Your task:
Count every line that includes the string "objednavatele" in the entries that follow. Nothing besides the number is needed.

The data:

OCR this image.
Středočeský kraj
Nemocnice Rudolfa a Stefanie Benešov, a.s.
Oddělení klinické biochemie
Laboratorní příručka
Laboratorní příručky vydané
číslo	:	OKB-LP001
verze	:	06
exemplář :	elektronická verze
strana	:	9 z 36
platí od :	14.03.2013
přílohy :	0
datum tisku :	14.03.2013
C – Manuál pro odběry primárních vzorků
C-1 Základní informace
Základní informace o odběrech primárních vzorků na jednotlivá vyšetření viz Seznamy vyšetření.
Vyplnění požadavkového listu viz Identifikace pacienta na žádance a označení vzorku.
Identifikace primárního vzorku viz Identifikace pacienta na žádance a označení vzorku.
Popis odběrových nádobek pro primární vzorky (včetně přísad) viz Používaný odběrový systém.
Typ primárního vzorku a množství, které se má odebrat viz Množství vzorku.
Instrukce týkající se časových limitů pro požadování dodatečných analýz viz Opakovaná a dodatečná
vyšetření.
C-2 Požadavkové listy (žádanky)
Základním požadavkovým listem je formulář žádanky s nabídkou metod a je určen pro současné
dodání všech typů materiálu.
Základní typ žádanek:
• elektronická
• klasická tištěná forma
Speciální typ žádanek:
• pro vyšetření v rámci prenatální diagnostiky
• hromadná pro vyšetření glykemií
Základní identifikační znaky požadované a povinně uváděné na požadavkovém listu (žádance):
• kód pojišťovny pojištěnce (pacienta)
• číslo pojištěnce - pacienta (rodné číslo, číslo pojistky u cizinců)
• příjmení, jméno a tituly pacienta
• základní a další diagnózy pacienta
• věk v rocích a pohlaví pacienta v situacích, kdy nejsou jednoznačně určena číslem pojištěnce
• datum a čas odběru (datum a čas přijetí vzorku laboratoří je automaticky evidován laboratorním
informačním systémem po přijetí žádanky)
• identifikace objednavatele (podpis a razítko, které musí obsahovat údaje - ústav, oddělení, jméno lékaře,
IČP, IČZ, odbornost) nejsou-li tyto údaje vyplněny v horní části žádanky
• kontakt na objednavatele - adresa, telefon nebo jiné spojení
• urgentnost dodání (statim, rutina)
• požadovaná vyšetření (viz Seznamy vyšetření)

Expected output:
2